Job
In the material below, find each line holding the string "title" and copy it.

[Stored items from a collection]
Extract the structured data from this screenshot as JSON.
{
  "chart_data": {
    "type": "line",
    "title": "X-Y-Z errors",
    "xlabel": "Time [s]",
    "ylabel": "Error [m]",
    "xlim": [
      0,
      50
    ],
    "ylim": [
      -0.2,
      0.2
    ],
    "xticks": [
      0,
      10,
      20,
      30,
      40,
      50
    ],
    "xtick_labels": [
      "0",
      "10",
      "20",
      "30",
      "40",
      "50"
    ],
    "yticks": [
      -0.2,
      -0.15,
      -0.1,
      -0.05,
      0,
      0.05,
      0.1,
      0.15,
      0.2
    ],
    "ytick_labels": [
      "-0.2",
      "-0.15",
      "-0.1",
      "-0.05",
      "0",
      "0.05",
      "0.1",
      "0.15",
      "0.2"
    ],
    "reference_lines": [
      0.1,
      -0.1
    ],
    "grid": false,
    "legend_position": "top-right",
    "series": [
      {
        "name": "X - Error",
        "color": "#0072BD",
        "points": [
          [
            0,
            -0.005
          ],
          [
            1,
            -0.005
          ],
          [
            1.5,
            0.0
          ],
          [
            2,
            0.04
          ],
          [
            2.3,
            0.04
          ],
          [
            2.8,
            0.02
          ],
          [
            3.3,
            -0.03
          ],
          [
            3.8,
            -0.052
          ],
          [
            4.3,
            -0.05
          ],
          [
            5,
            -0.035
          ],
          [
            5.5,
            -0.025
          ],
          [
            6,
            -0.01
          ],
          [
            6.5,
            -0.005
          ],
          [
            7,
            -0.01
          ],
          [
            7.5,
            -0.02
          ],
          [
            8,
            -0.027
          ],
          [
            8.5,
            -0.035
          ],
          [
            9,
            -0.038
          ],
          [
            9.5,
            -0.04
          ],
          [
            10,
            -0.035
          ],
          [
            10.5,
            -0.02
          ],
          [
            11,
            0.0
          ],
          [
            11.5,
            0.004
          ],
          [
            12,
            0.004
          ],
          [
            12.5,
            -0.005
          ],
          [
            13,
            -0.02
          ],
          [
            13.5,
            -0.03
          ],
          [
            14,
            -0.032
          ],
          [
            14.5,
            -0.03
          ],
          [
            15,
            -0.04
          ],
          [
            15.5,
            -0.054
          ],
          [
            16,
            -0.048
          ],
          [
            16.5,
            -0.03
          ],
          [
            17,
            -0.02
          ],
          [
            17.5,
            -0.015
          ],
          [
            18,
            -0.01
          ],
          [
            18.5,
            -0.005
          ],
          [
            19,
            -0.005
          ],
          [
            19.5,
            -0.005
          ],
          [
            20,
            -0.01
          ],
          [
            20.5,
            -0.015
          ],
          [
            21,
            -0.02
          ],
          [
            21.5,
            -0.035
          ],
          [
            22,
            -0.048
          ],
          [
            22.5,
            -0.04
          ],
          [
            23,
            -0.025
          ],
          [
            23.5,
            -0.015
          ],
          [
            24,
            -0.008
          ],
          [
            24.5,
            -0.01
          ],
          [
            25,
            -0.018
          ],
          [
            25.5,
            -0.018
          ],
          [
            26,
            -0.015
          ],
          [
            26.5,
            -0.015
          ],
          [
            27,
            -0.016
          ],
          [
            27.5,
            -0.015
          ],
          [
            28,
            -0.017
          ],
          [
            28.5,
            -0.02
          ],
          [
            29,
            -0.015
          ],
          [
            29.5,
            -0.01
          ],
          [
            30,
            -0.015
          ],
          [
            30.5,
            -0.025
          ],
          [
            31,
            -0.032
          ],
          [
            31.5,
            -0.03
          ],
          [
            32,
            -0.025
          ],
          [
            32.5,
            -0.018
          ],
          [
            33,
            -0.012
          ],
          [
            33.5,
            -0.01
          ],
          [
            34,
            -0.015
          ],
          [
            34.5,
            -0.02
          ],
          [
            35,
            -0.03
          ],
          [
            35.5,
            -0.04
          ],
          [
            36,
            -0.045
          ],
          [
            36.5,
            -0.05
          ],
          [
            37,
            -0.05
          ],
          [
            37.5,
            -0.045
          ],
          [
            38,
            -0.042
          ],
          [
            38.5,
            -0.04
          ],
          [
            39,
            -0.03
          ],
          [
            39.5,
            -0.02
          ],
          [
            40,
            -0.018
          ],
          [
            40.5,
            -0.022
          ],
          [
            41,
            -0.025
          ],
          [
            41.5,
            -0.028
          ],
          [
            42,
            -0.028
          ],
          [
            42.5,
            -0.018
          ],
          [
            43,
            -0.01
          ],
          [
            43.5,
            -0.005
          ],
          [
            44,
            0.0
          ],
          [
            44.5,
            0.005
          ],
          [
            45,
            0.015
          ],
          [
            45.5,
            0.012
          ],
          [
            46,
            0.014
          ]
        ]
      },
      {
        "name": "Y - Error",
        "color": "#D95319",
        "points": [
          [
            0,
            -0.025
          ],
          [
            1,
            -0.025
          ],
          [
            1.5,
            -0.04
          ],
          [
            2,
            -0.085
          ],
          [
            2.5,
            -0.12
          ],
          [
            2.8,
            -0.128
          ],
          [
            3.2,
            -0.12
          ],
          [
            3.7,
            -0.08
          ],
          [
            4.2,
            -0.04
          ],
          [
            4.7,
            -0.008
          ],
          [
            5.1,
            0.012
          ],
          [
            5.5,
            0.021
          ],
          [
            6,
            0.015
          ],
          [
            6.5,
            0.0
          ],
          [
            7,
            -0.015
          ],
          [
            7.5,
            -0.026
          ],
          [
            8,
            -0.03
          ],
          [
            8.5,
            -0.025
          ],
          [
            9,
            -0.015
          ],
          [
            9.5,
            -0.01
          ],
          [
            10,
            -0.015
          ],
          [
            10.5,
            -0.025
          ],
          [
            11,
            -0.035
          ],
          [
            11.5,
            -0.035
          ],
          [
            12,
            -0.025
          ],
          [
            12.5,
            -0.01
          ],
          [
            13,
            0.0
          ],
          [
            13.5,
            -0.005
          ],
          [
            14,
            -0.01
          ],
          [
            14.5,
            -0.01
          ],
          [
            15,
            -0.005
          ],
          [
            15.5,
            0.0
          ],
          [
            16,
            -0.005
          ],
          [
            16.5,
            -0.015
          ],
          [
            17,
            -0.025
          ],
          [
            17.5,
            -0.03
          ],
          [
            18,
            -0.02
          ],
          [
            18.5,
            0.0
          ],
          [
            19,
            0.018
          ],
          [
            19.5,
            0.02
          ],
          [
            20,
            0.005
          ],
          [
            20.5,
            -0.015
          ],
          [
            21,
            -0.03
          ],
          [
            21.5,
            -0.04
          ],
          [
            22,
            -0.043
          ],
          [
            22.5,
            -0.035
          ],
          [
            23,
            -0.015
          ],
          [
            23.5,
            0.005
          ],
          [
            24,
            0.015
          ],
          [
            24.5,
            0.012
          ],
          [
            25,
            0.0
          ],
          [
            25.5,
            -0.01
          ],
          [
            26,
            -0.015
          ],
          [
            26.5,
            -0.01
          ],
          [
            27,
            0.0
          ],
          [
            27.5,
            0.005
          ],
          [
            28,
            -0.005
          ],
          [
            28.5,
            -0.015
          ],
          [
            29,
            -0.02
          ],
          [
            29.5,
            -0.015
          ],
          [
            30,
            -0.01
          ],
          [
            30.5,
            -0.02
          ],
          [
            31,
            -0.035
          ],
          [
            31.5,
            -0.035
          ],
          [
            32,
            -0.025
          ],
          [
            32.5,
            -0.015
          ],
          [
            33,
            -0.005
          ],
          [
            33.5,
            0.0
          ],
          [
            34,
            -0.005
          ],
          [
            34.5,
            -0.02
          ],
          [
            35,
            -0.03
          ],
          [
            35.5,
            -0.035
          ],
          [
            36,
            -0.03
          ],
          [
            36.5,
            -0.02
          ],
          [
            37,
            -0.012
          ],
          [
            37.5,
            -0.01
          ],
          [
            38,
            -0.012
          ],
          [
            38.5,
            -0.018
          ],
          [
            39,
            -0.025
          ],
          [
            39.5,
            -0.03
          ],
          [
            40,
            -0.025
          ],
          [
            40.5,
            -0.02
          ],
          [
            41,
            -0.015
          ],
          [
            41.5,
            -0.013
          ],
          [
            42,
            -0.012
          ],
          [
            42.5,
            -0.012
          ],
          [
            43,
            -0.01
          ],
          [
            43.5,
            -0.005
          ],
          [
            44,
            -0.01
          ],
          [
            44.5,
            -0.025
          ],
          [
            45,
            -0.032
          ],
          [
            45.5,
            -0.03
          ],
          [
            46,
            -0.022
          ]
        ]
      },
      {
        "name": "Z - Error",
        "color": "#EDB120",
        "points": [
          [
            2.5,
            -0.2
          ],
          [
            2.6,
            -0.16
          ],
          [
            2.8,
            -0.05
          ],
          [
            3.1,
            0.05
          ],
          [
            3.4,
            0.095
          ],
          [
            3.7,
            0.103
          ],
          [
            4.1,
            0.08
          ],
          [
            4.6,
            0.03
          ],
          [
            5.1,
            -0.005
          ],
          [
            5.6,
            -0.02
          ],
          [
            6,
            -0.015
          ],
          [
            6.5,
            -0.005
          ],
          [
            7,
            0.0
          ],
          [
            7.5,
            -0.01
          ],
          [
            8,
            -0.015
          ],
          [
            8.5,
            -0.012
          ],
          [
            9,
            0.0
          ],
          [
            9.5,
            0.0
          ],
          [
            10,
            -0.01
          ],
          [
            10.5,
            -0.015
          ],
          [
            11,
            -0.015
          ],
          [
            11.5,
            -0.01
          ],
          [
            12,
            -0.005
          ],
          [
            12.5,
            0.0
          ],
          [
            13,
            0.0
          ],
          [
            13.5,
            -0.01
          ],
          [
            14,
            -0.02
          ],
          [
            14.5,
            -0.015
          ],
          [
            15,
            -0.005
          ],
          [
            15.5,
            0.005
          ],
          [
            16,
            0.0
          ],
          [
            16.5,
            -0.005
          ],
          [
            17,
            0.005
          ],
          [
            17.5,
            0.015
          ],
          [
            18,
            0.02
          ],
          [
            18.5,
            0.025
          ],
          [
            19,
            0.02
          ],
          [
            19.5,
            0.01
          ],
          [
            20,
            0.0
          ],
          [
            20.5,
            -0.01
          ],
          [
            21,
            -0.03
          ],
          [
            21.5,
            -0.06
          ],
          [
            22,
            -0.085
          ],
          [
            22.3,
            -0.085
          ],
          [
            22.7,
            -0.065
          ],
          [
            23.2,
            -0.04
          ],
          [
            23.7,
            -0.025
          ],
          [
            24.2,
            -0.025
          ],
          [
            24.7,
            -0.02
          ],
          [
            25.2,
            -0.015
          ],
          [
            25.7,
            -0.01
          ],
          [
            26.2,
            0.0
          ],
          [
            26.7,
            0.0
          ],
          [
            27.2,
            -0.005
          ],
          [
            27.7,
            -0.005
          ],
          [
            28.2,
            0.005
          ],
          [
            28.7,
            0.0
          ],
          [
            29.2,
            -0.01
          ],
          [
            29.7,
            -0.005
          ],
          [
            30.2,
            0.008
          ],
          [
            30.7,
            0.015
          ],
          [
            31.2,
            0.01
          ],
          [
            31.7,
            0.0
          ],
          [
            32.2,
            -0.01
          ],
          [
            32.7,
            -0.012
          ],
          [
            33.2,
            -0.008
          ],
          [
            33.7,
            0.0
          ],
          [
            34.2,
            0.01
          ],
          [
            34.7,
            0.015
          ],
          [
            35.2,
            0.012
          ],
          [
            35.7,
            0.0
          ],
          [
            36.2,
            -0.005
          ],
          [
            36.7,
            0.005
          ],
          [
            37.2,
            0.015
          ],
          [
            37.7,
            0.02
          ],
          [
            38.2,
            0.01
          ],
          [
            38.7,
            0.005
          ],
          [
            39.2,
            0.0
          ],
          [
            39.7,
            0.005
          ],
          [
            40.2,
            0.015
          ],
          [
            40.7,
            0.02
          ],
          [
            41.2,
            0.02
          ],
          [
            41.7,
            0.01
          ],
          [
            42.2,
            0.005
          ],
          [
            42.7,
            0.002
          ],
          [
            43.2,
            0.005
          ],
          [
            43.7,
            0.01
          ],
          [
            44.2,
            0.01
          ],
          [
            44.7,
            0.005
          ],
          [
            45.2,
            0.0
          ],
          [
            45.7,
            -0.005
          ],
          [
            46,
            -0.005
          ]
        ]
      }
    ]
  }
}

==

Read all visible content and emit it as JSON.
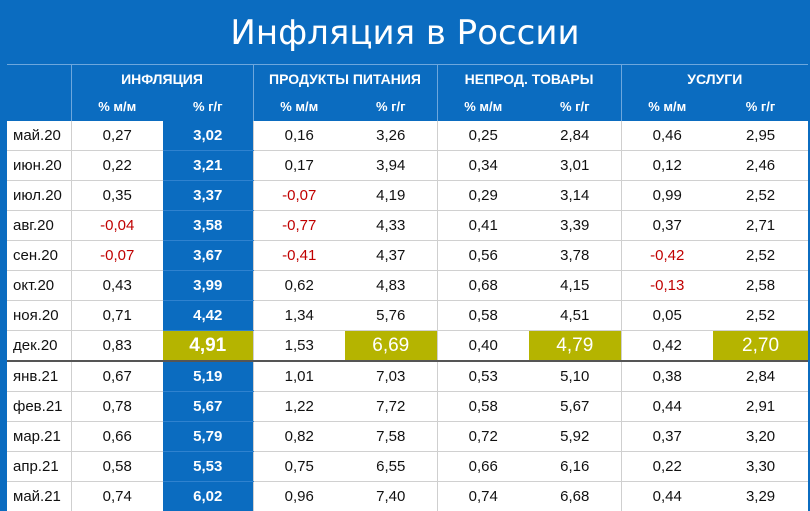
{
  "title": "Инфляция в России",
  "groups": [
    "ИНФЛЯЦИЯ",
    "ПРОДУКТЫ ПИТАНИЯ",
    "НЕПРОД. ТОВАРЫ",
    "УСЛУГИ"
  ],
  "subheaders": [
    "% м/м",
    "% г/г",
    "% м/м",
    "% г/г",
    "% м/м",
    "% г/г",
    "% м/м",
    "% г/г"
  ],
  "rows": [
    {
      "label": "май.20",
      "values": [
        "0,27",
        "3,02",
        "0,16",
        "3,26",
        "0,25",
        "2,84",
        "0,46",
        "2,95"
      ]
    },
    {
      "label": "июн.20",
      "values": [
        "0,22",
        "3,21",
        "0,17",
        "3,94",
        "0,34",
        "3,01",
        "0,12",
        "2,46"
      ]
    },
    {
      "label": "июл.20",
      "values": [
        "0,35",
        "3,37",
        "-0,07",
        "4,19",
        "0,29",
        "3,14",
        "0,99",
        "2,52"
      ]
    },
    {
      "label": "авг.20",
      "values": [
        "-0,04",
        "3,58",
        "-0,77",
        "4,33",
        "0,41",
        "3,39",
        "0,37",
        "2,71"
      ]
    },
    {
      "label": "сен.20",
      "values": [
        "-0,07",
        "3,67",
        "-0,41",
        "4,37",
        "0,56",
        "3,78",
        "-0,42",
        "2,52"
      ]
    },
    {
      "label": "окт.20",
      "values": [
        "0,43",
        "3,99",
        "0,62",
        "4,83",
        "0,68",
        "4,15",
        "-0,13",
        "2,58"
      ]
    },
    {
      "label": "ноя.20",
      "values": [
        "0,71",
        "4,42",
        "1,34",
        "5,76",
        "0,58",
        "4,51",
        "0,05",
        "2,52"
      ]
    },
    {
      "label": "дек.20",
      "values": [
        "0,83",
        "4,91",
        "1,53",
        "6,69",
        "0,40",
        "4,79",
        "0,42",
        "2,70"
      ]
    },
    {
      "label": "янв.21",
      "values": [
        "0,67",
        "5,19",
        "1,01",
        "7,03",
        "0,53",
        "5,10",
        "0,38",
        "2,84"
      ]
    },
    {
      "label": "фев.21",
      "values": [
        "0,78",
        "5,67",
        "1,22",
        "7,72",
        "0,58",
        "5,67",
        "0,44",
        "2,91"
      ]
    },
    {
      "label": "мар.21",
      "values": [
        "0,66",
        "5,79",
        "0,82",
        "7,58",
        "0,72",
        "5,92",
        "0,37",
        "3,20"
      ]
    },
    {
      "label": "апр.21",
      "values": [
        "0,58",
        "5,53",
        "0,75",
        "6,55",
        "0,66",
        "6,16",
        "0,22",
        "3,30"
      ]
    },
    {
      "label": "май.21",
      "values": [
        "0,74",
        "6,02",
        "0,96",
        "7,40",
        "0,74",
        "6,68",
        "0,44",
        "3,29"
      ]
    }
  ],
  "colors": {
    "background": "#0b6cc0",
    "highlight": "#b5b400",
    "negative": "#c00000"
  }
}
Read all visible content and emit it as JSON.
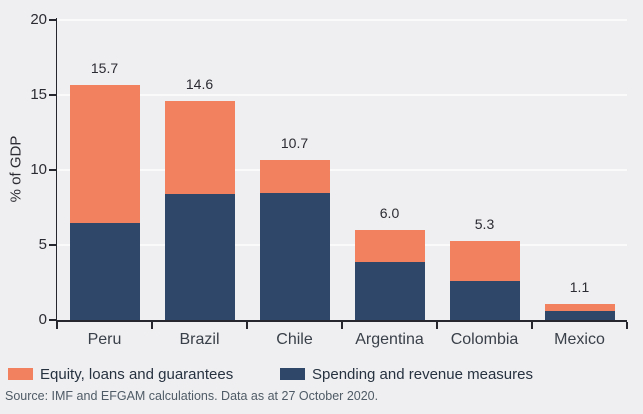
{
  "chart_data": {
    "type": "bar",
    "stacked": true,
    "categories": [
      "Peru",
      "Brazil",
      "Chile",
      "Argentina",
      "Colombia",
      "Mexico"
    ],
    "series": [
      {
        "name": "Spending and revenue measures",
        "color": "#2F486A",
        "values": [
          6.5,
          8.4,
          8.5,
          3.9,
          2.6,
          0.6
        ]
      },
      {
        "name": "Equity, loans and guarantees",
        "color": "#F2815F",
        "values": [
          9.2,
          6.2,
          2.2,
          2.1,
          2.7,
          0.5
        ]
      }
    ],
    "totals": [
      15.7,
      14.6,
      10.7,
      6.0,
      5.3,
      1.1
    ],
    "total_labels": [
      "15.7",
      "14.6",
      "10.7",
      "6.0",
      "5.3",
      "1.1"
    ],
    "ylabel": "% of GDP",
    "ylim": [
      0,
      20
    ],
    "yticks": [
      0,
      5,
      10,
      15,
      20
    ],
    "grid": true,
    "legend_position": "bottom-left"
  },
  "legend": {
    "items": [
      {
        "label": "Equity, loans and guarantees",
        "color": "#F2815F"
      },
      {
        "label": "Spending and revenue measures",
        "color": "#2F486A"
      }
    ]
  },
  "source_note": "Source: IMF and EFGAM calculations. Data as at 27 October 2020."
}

Response for this exercise
    "title": "X-Y-Z errors",
  "title": "Инфляция в России",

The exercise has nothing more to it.